Dataset rows about figures =>
Begin
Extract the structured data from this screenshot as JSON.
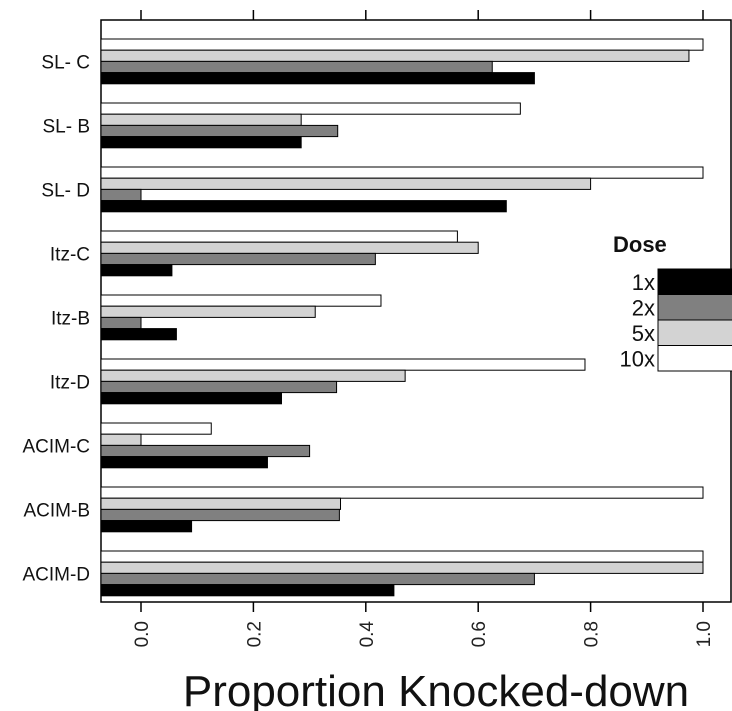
{
  "chart_data": {
    "type": "bar",
    "orientation": "horizontal",
    "categories": [
      "SL- C",
      "SL- B",
      "SL- D",
      "Itz-C",
      "Itz-B",
      "Itz-D",
      "ACIM-C",
      "ACIM-B",
      "ACIM-D"
    ],
    "series": [
      {
        "name": "1x",
        "color": "#000000",
        "values": [
          0.7,
          0.285,
          0.65,
          0.055,
          0.063,
          0.25,
          0.225,
          0.09,
          0.45
        ]
      },
      {
        "name": "2x",
        "color": "#808080",
        "values": [
          0.625,
          0.35,
          0.0,
          0.417,
          0.0,
          0.348,
          0.3,
          0.353,
          0.7
        ]
      },
      {
        "name": "5x",
        "color": "#d3d3d3",
        "values": [
          0.975,
          0.285,
          0.8,
          0.6,
          0.31,
          0.47,
          0.0,
          0.355,
          1.0
        ]
      },
      {
        "name": "10x",
        "color": "#ffffff",
        "values": [
          1.0,
          0.675,
          1.0,
          0.563,
          0.427,
          0.79,
          0.125,
          1.0,
          1.0
        ]
      }
    ],
    "xlabel": "Proportion Knocked-down",
    "xlim": [
      0,
      1
    ],
    "xticks": [
      "0.0",
      "0.2",
      "0.4",
      "0.6",
      "0.8",
      "1.0"
    ],
    "grid": false,
    "legend": {
      "title": "Dose",
      "placement": "right"
    }
  }
}
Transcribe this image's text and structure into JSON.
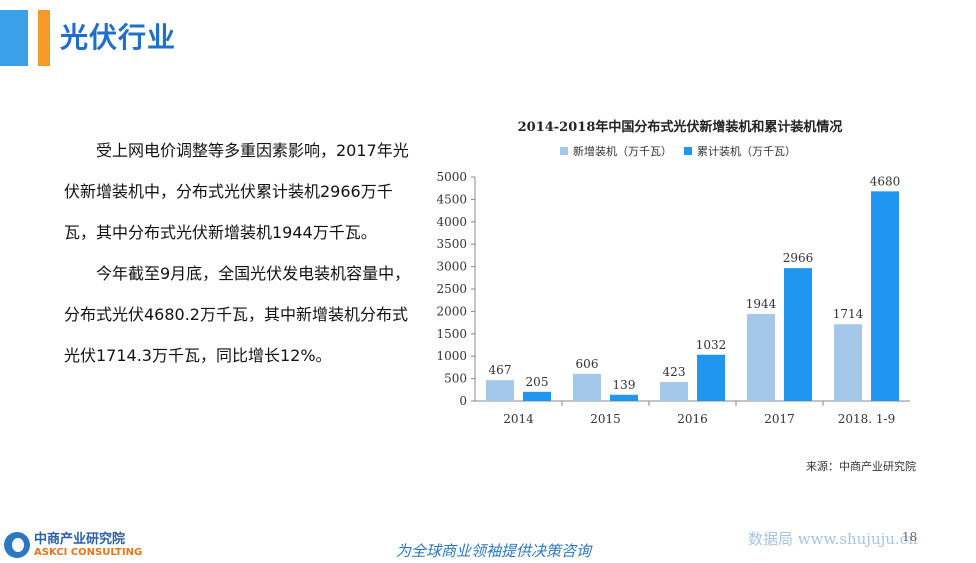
{
  "header": {
    "title": "光伏行业"
  },
  "text": {
    "para1": "受上网电价调整等多重因素影响，2017年光伏新增装机中，分布式光伏累计装机2966万千瓦，其中分布式光伏新增装机1944万千瓦。",
    "para2": "今年截至9月底，全国光伏发电装机容量中，分布式光伏4680.2万千瓦，其中新增装机分布式光伏1714.3万千瓦，同比增长12%。"
  },
  "chart_data": {
    "type": "bar",
    "title": "2014-2018年中国分布式光伏新增装机和累计装机情况",
    "categories": [
      "2014",
      "2015",
      "2016",
      "2017",
      "2018. 1-9"
    ],
    "series": [
      {
        "name": "新增装机（万千瓦）",
        "values": [
          467,
          606,
          423,
          1944,
          1714
        ],
        "color": "#a4c8ea"
      },
      {
        "name": "累计装机（万千瓦）",
        "values": [
          205,
          139,
          1032,
          2966,
          4680
        ],
        "color": "#2196f0"
      }
    ],
    "ylim": [
      0,
      5000
    ],
    "yticks": [
      0,
      500,
      1000,
      1500,
      2000,
      2500,
      3000,
      3500,
      4000,
      4500,
      5000
    ],
    "legend": "top",
    "grid": false
  },
  "footer": {
    "source": "来源：中商产业研究院",
    "logo_cn": "中商产业研究院",
    "logo_en": "ASKCI CONSULTING",
    "slogan": "为全球商业领袖提供决策咨询",
    "page_number": "18",
    "watermark": "数据局 www.shujuju.cn"
  }
}
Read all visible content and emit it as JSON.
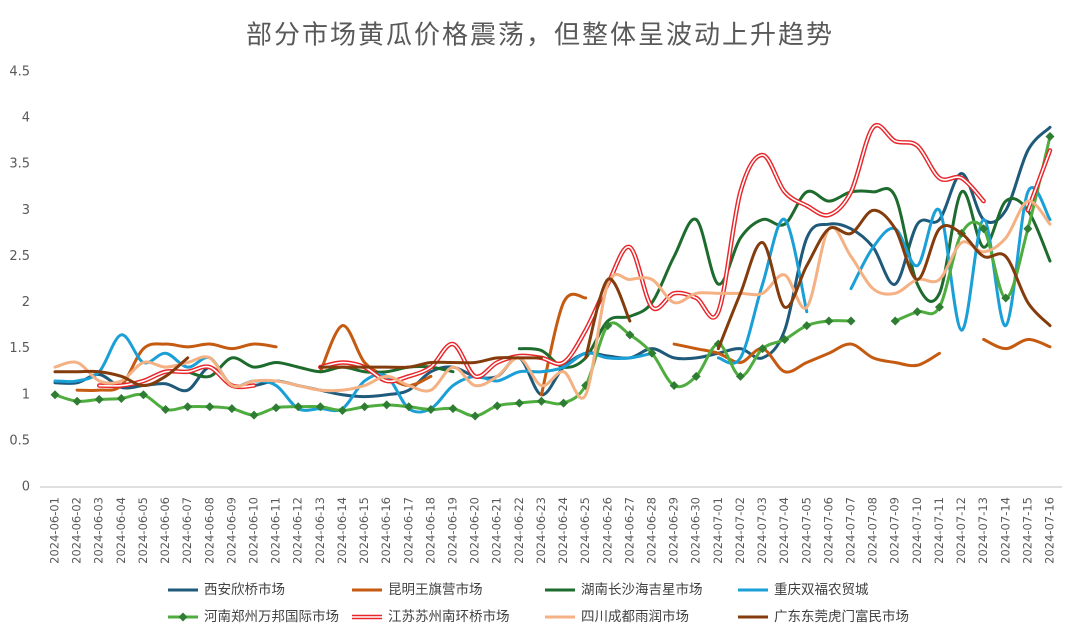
{
  "chart_data": {
    "type": "line",
    "title": "部分市场黄瓜价格震荡，但整体呈波动上升趋势",
    "categories": [
      "2024-06-01",
      "2024-06-02",
      "2024-06-03",
      "2024-06-04",
      "2024-06-05",
      "2024-06-06",
      "2024-06-07",
      "2024-06-08",
      "2024-06-09",
      "2024-06-10",
      "2024-06-11",
      "2024-06-12",
      "2024-06-13",
      "2024-06-14",
      "2024-06-15",
      "2024-06-16",
      "2024-06-17",
      "2024-06-18",
      "2024-06-19",
      "2024-06-20",
      "2024-06-21",
      "2024-06-22",
      "2024-06-23",
      "2024-06-24",
      "2024-06-25",
      "2024-06-26",
      "2024-06-27",
      "2024-06-28",
      "2024-06-29",
      "2024-06-30",
      "2024-07-01",
      "2024-07-02",
      "2024-07-03",
      "2024-07-04",
      "2024-07-05",
      "2024-07-06",
      "2024-07-07",
      "2024-07-08",
      "2024-07-09",
      "2024-07-10",
      "2024-07-11",
      "2024-07-12",
      "2024-07-13",
      "2024-07-14",
      "2024-07-15",
      "2024-07-16"
    ],
    "ylim": [
      0,
      4.5
    ],
    "yticks": [
      0,
      0.5,
      1,
      1.5,
      2,
      2.5,
      3,
      3.5,
      4,
      4.5
    ],
    "grid": false,
    "legend": "bottom",
    "series": [
      {
        "name": "西安欣桥市场",
        "color": "#1f5a7a",
        "values": [
          1.13,
          1.13,
          1.22,
          1.08,
          1.1,
          1.12,
          1.05,
          1.3,
          1.1,
          1.1,
          1.15,
          1.1,
          1.05,
          1.0,
          0.98,
          1.0,
          1.05,
          1.25,
          1.3,
          1.2,
          1.2,
          1.4,
          1.0,
          1.3,
          1.45,
          1.42,
          1.4,
          1.5,
          1.4,
          1.4,
          1.45,
          1.5,
          1.4,
          1.7,
          2.7,
          2.85,
          2.8,
          2.6,
          2.2,
          2.85,
          2.9,
          3.4,
          2.9,
          3.0,
          3.65,
          3.9
        ]
      },
      {
        "name": "昆明王旗营市场",
        "color": "#c55a11",
        "values": [
          null,
          1.05,
          1.05,
          1.1,
          1.5,
          1.55,
          1.52,
          1.55,
          1.5,
          1.55,
          1.52,
          null,
          1.25,
          1.75,
          1.35,
          1.2,
          1.1,
          1.2,
          null,
          null,
          null,
          null,
          1.0,
          2.0,
          2.05,
          null,
          null,
          null,
          1.55,
          1.5,
          1.45,
          1.35,
          1.5,
          1.25,
          1.35,
          1.45,
          1.55,
          1.4,
          1.35,
          1.32,
          1.45,
          null,
          1.6,
          1.5,
          1.6,
          1.52
        ]
      },
      {
        "name": "湖南长沙海吉星市场",
        "color": "#1e6b2e",
        "values": [
          null,
          null,
          null,
          null,
          null,
          null,
          1.25,
          1.2,
          1.4,
          1.3,
          1.35,
          1.3,
          1.25,
          1.3,
          1.25,
          1.25,
          1.3,
          1.3,
          1.25,
          null,
          null,
          1.5,
          1.48,
          1.3,
          1.4,
          1.8,
          1.85,
          2.0,
          2.5,
          2.9,
          2.2,
          2.7,
          2.9,
          2.85,
          3.2,
          3.1,
          3.2,
          3.2,
          3.15,
          2.2,
          2.1,
          3.2,
          2.6,
          3.1,
          3.0,
          2.45
        ]
      },
      {
        "name": "重庆双福农贸城",
        "color": "#1a9fd6",
        "values": [
          1.15,
          1.15,
          1.25,
          1.65,
          1.35,
          1.45,
          1.3,
          1.4,
          1.1,
          1.15,
          1.1,
          0.85,
          0.85,
          0.85,
          1.15,
          1.2,
          0.85,
          0.85,
          1.1,
          1.2,
          1.15,
          1.25,
          1.25,
          1.3,
          1.45,
          1.4,
          1.4,
          1.45,
          null,
          null,
          1.4,
          1.4,
          2.2,
          2.9,
          1.9,
          null,
          2.15,
          2.6,
          2.8,
          2.4,
          3.0,
          1.7,
          2.9,
          1.75,
          3.2,
          2.9
        ]
      },
      {
        "name": "河南郑州万邦国际市场",
        "color": "#4fad3f",
        "marker": "diamond",
        "values": [
          1.0,
          0.93,
          0.95,
          0.96,
          1.0,
          0.84,
          0.87,
          0.87,
          0.85,
          0.78,
          0.86,
          0.87,
          0.87,
          0.83,
          0.87,
          0.89,
          0.87,
          0.84,
          0.85,
          0.77,
          0.88,
          0.91,
          0.93,
          0.91,
          1.1,
          1.75,
          1.65,
          1.45,
          1.1,
          1.2,
          1.55,
          1.2,
          1.5,
          1.6,
          1.75,
          1.8,
          1.8,
          null,
          1.8,
          1.9,
          1.95,
          2.75,
          2.8,
          2.05,
          2.8,
          3.8
        ]
      },
      {
        "name": "江苏苏州南环桥市场",
        "color": "#e8262a",
        "style": "double",
        "values": [
          null,
          null,
          1.1,
          1.1,
          1.15,
          1.25,
          1.25,
          1.3,
          1.1,
          1.1,
          null,
          null,
          1.3,
          1.35,
          1.3,
          1.15,
          1.2,
          1.3,
          1.55,
          1.2,
          1.35,
          1.42,
          1.4,
          1.35,
          1.7,
          2.2,
          2.6,
          1.95,
          2.1,
          2.05,
          1.9,
          3.2,
          3.6,
          3.2,
          3.05,
          2.95,
          3.2,
          3.9,
          3.75,
          3.7,
          3.35,
          3.35,
          3.1,
          null,
          3.0,
          3.65
        ]
      },
      {
        "name": "四川成都雨润市场",
        "color": "#f4b183",
        "values": [
          1.3,
          1.35,
          1.15,
          1.15,
          1.35,
          1.3,
          1.35,
          1.4,
          1.1,
          1.15,
          1.15,
          1.1,
          1.05,
          1.05,
          1.1,
          1.2,
          1.1,
          1.05,
          1.3,
          1.1,
          1.2,
          1.4,
          1.1,
          1.25,
          1.0,
          2.2,
          2.25,
          2.25,
          2.0,
          2.1,
          2.1,
          2.1,
          2.1,
          2.3,
          1.95,
          2.8,
          2.5,
          2.15,
          2.1,
          2.25,
          2.25,
          2.65,
          2.55,
          2.7,
          3.1,
          2.85
        ]
      },
      {
        "name": "广东东莞虎门富民市场",
        "color": "#843c0c",
        "values": [
          1.25,
          1.25,
          1.25,
          1.2,
          1.1,
          1.2,
          1.4,
          null,
          null,
          null,
          null,
          null,
          1.3,
          1.3,
          1.3,
          1.3,
          1.3,
          1.35,
          1.35,
          1.35,
          1.4,
          1.4,
          1.4,
          null,
          1.4,
          2.25,
          1.8,
          null,
          null,
          null,
          1.5,
          2.1,
          2.65,
          1.95,
          2.4,
          2.8,
          2.75,
          3.0,
          2.8,
          2.25,
          2.8,
          2.75,
          2.5,
          2.5,
          2.0,
          1.75
        ]
      }
    ]
  }
}
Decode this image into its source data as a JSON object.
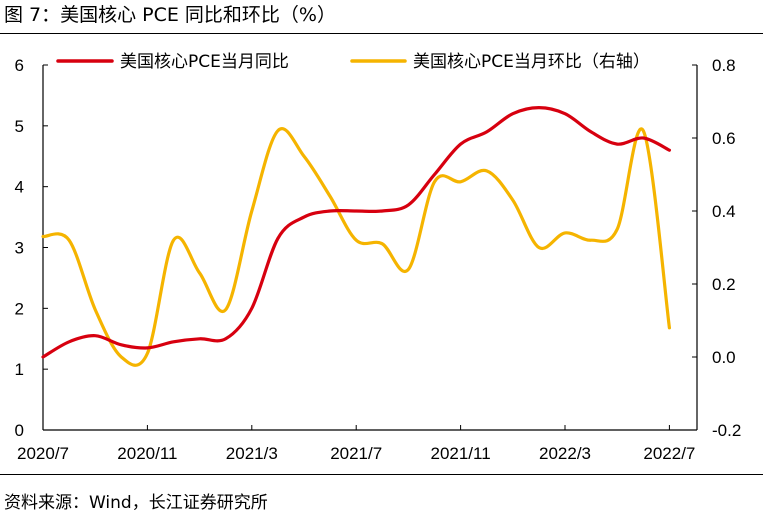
End
EXERCISE BRIEF => State only how many lines in the material include "text".

EXERCISE OUTPUT => 2